### Dataset records ###

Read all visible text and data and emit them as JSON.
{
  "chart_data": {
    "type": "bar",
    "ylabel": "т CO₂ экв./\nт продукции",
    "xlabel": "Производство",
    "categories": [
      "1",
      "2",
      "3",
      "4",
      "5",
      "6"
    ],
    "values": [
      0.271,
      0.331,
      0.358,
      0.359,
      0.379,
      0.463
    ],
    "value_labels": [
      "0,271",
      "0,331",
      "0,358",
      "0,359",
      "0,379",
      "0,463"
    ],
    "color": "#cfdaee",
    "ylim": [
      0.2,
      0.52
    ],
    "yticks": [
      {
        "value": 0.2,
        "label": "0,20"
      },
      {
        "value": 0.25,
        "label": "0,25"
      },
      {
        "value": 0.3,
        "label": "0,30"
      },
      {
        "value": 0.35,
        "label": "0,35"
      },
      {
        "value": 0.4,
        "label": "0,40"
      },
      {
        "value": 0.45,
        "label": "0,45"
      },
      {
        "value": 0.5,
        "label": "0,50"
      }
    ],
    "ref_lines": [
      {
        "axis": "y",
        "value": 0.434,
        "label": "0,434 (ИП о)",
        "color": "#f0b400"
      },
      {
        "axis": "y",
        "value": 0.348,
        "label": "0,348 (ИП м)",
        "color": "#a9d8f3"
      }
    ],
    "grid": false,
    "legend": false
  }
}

###

Work instructions: Write each line above out exactly.

Exercise answer:
Read all visible text and data and emit them as JSON.
{
  "chart_data": {
    "type": "bar",
    "ylabel": "т CO₂ экв./\nт продукции",
    "xlabel": "Производство",
    "categories": [
      "1",
      "2",
      "3",
      "4",
      "5",
      "6"
    ],
    "values": [
      0.271,
      0.331,
      0.358,
      0.359,
      0.379,
      0.463
    ],
    "value_labels": [
      "0,271",
      "0,331",
      "0,358",
      "0,359",
      "0,379",
      "0,463"
    ],
    "color": "#cfdaee",
    "ylim": [
      0.2,
      0.52
    ],
    "yticks": [
      {
        "value": 0.2,
        "label": "0,20"
      },
      {
        "value": 0.25,
        "label": "0,25"
      },
      {
        "value": 0.3,
        "label": "0,30"
      },
      {
        "value": 0.35,
        "label": "0,35"
      },
      {
        "value": 0.4,
        "label": "0,40"
      },
      {
        "value": 0.45,
        "label": "0,45"
      },
      {
        "value": 0.5,
        "label": "0,50"
      }
    ],
    "ref_lines": [
      {
        "axis": "y",
        "value": 0.434,
        "label": "0,434 (ИП о)",
        "color": "#f0b400"
      },
      {
        "axis": "y",
        "value": 0.348,
        "label": "0,348 (ИП м)",
        "color": "#a9d8f3"
      }
    ],
    "grid": false,
    "legend": false
  }
}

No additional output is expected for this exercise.